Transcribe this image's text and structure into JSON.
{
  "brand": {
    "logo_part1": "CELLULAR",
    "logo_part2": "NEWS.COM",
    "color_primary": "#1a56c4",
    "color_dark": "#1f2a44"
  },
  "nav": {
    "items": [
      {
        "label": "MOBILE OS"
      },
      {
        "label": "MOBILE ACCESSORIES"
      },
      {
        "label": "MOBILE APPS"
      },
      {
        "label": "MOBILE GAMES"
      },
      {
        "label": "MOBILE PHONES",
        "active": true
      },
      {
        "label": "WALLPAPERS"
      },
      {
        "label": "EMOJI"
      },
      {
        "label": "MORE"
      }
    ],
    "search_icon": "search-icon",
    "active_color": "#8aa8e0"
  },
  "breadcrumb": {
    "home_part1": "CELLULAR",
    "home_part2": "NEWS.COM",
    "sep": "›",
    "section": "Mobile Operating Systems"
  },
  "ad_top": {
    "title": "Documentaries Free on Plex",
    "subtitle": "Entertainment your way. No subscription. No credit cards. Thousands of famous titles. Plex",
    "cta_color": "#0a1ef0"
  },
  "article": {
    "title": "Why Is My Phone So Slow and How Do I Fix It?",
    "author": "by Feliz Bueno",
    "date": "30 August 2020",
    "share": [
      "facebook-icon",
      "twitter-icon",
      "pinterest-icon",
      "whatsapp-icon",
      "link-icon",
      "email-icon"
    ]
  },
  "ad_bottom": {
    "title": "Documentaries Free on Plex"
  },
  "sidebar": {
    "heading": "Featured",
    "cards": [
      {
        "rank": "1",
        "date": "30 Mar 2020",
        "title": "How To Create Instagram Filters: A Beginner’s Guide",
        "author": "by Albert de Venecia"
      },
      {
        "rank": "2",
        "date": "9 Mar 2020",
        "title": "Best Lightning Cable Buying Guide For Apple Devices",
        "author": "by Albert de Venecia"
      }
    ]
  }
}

--

EXERCISE DETAILS - Copy out every line of the data above, exactly as given.

TASK OUTPUT -
Transcribe this image's text and structure into JSON.
{
  "brand": {
    "logo_part1": "CELLULAR",
    "logo_part2": "NEWS.COM",
    "color_primary": "#1a56c4",
    "color_dark": "#1f2a44"
  },
  "nav": {
    "items": [
      {
        "label": "MOBILE OS"
      },
      {
        "label": "MOBILE ACCESSORIES"
      },
      {
        "label": "MOBILE APPS"
      },
      {
        "label": "MOBILE GAMES"
      },
      {
        "label": "MOBILE PHONES",
        "active": true
      },
      {
        "label": "WALLPAPERS"
      },
      {
        "label": "EMOJI"
      },
      {
        "label": "MORE"
      }
    ],
    "search_icon": "search-icon",
    "active_color": "#8aa8e0"
  },
  "breadcrumb": {
    "home_part1": "CELLULAR",
    "home_part2": "NEWS.COM",
    "sep": "›",
    "section": "Mobile Operating Systems"
  },
  "ad_top": {
    "title": "Documentaries Free on Plex",
    "subtitle": "Entertainment your way. No subscription. No credit cards. Thousands of famous titles. Plex",
    "cta_color": "#0a1ef0"
  },
  "article": {
    "title": "Why Is My Phone So Slow and How Do I Fix It?",
    "author": "by Feliz Bueno",
    "date": "30 August 2020",
    "share": [
      "facebook-icon",
      "twitter-icon",
      "pinterest-icon",
      "whatsapp-icon",
      "link-icon",
      "email-icon"
    ]
  },
  "ad_bottom": {
    "title": "Documentaries Free on Plex"
  },
  "sidebar": {
    "heading": "Featured",
    "cards": [
      {
        "rank": "1",
        "date": "30 Mar 2020",
        "title": "How To Create Instagram Filters: A Beginner’s Guide",
        "author": "by Albert de Venecia"
      },
      {
        "rank": "2",
        "date": "9 Mar 2020",
        "title": "Best Lightning Cable Buying Guide For Apple Devices",
        "author": "by Albert de Venecia"
      }
    ]
  }
}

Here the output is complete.